**WHAT TO WORK ON:**
An exact reproduction of the records is required, with all images left out.

**DATA ROWS:**
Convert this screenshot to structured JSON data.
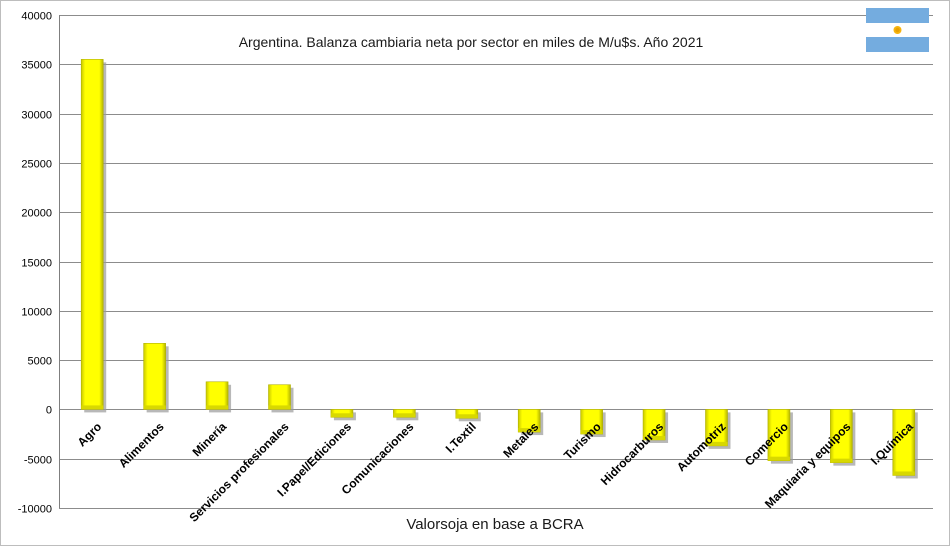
{
  "chart_data": {
    "type": "bar",
    "title": "Argentina. Balanza cambiaria neta por sector en miles de M/u$s. Año 2021",
    "xlabel": "Valorsoja en base a BCRA",
    "ylabel": "",
    "ylim": [
      -10000,
      40000
    ],
    "yticks": [
      40000,
      35000,
      30000,
      25000,
      20000,
      15000,
      10000,
      5000,
      0,
      -5000,
      -10000
    ],
    "grid": true,
    "legend": "none",
    "bar_color": "#ffff00",
    "categories": [
      "Agro",
      "Alimentos",
      "Minería",
      "Servicios profesionales",
      "I.Papel/Ediciones",
      "Comunicaciones",
      "I.Textil",
      "Metales",
      "Turismo",
      "Hidrocarburos",
      "Automotriz",
      "Comercio",
      "Maquiaria y equipos",
      "I.Química"
    ],
    "values": [
      35500,
      6700,
      2800,
      2500,
      -800,
      -800,
      -900,
      -2300,
      -2500,
      -3100,
      -3700,
      -5200,
      -5400,
      -6700
    ]
  },
  "flag": {
    "icon": "argentina-flag-icon",
    "colors": {
      "celeste": "#74acdf",
      "white": "#ffffff",
      "sun": "#f6b40e"
    }
  }
}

**RESPONSE:**
Convert this screenshot to structured JSON data.
{
  "chart_data": {
    "type": "bar",
    "title": "Argentina. Balanza cambiaria neta por sector en miles de M/u$s. Año 2021",
    "xlabel": "Valorsoja en base a BCRA",
    "ylabel": "",
    "ylim": [
      -10000,
      40000
    ],
    "yticks": [
      40000,
      35000,
      30000,
      25000,
      20000,
      15000,
      10000,
      5000,
      0,
      -5000,
      -10000
    ],
    "grid": true,
    "legend": "none",
    "bar_color": "#ffff00",
    "categories": [
      "Agro",
      "Alimentos",
      "Minería",
      "Servicios profesionales",
      "I.Papel/Ediciones",
      "Comunicaciones",
      "I.Textil",
      "Metales",
      "Turismo",
      "Hidrocarburos",
      "Automotriz",
      "Comercio",
      "Maquiaria y equipos",
      "I.Química"
    ],
    "values": [
      35500,
      6700,
      2800,
      2500,
      -800,
      -800,
      -900,
      -2300,
      -2500,
      -3100,
      -3700,
      -5200,
      -5400,
      -6700
    ]
  },
  "flag": {
    "icon": "argentina-flag-icon",
    "colors": {
      "celeste": "#74acdf",
      "white": "#ffffff",
      "sun": "#f6b40e"
    }
  }
}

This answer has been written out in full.